* _WHAT YOU WILL DO_
Going through the material below, please gather all lines with the word "ΣΥΣΤΗΜΑ" in them.

* _Records from a dataset_
+ + +
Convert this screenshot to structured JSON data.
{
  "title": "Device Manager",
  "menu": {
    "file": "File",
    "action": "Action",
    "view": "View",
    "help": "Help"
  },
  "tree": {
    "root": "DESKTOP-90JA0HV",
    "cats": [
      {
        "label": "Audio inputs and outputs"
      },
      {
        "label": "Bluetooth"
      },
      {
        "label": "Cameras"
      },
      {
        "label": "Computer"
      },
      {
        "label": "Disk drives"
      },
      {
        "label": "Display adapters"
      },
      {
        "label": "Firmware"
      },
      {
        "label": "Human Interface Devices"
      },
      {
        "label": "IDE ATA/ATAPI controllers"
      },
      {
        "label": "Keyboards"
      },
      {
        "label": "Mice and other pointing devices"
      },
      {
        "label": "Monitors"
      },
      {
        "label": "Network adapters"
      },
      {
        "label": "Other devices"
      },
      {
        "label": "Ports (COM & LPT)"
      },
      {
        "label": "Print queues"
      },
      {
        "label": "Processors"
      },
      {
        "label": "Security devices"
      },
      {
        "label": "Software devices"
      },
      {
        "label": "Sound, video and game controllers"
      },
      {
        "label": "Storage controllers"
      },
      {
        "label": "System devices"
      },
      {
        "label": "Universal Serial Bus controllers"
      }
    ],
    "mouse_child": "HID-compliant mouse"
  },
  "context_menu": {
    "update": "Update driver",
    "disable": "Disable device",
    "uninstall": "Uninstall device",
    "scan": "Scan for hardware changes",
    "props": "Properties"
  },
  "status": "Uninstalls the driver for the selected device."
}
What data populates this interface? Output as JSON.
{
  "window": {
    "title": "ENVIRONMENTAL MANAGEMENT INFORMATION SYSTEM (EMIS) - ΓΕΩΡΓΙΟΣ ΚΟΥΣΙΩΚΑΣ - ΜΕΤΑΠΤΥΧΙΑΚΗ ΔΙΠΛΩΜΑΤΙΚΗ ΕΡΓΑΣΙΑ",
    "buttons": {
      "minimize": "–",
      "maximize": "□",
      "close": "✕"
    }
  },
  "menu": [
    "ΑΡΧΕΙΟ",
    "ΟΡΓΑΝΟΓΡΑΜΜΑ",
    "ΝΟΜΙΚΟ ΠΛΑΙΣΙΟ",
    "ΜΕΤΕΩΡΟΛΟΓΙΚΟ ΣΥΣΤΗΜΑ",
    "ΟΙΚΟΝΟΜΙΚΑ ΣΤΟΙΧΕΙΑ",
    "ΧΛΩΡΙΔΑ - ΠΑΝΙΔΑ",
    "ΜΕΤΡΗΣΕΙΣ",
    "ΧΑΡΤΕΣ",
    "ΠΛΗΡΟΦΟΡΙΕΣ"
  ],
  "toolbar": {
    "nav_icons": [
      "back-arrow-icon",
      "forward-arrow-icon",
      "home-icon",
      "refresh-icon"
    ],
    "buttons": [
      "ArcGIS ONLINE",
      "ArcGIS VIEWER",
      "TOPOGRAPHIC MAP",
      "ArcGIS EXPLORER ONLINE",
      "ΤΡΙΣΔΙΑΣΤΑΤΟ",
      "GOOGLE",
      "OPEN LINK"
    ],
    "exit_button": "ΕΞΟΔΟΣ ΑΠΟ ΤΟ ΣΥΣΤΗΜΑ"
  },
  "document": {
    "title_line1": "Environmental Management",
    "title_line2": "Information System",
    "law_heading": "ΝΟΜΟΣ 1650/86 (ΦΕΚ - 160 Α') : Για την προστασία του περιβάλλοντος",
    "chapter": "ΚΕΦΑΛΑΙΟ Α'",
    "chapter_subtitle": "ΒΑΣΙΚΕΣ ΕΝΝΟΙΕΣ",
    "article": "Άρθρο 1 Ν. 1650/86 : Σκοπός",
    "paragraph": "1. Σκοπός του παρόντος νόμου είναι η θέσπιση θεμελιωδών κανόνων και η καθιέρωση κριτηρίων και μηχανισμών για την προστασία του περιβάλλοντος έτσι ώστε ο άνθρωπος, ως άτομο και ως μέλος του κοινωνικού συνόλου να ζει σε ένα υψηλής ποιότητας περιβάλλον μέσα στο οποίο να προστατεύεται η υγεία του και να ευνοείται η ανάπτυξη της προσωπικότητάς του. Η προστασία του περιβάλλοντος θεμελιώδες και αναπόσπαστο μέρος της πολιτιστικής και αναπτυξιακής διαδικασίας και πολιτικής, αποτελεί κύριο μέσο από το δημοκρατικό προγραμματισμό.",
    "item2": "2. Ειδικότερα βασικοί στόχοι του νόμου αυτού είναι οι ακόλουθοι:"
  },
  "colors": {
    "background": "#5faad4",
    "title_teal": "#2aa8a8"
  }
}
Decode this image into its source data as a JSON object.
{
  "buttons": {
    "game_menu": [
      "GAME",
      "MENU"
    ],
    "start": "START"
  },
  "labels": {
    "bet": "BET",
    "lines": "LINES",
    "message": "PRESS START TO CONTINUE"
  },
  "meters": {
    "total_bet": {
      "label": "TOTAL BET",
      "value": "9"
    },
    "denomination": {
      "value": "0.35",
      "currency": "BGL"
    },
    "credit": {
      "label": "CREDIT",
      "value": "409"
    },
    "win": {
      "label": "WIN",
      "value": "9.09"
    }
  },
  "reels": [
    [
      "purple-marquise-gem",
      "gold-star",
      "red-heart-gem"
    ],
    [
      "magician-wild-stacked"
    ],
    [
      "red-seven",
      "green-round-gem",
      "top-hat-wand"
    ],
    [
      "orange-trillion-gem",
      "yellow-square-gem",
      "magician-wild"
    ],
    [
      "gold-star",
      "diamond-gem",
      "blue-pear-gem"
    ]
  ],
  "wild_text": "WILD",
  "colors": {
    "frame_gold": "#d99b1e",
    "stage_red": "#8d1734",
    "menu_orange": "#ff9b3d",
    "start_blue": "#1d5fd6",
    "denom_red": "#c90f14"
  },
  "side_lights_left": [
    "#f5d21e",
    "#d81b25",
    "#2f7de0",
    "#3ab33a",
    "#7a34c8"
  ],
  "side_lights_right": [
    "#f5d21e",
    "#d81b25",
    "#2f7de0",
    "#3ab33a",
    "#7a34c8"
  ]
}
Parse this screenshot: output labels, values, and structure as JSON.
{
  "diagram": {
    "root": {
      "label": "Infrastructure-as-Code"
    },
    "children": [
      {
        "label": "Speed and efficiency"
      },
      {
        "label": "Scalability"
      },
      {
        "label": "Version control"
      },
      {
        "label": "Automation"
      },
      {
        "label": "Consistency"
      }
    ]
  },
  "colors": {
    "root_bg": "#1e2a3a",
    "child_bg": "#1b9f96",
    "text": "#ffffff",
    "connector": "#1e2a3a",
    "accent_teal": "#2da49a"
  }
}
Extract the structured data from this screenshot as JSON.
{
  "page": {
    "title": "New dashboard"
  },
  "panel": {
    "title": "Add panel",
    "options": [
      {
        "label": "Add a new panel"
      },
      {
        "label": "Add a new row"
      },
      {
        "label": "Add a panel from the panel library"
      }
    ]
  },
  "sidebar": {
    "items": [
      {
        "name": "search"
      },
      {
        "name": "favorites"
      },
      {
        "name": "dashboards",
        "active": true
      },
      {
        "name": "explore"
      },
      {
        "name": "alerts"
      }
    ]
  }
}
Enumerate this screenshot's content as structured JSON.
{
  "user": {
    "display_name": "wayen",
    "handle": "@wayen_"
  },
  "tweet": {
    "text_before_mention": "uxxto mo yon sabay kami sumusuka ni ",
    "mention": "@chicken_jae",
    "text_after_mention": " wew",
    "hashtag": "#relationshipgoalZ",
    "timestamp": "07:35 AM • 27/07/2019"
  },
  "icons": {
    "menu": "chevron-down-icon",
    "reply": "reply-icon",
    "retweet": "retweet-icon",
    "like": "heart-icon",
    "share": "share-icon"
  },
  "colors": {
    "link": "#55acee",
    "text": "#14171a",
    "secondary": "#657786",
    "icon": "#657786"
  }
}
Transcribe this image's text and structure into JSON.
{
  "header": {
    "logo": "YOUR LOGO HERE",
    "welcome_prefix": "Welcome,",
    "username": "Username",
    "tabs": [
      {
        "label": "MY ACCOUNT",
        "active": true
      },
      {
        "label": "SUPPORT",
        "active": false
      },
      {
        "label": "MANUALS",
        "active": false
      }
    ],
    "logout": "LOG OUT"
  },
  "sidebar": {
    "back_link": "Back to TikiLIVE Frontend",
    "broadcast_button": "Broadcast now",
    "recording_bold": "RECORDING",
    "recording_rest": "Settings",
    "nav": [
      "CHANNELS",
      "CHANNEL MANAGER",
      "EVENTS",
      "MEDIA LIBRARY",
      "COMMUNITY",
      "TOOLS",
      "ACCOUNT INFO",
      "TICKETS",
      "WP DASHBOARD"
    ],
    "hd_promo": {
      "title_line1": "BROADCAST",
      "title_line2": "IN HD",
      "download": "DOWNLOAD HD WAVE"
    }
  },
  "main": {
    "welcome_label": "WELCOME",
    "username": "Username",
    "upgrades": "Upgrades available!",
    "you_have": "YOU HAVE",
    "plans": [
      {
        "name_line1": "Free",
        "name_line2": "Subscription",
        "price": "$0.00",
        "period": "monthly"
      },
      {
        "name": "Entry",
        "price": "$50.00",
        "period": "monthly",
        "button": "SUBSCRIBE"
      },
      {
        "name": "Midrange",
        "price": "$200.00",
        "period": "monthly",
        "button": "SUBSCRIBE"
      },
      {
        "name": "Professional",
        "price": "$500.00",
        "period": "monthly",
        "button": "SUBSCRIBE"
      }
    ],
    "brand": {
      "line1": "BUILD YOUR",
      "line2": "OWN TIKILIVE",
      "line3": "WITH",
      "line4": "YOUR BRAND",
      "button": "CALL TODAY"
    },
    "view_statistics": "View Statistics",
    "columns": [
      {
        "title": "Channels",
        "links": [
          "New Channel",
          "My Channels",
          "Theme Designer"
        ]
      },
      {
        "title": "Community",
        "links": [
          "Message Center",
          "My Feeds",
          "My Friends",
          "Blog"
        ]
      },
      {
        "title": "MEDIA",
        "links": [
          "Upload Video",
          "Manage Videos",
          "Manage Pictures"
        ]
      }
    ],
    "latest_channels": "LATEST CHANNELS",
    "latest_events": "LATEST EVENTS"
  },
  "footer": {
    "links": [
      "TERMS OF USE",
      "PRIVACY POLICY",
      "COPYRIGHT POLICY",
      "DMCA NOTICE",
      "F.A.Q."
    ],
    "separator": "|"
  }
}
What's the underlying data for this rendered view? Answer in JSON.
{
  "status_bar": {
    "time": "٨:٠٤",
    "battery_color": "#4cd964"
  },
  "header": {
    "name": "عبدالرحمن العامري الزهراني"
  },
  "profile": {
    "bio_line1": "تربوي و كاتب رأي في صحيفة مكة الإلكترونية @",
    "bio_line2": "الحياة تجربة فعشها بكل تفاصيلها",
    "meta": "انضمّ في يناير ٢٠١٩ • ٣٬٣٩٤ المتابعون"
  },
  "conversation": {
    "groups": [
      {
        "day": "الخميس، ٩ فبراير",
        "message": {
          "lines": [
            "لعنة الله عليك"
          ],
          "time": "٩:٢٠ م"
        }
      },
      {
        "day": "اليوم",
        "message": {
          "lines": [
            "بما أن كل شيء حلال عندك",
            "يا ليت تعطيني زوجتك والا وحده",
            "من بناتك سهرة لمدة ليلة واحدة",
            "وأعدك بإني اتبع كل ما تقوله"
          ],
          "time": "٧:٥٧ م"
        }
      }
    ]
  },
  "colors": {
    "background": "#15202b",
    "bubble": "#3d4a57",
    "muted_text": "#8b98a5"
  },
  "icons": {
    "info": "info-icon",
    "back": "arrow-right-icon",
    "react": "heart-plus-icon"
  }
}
+ + +
* _EXERCISE RESPONSE_
    "ΜΕΤΕΩΡΟΛΟΓΙΚΟ ΣΥΣΤΗΜΑ",
    "exit_button": "ΕΞΟΔΟΣ ΑΠΟ ΤΟ ΣΥΣΤΗΜΑ"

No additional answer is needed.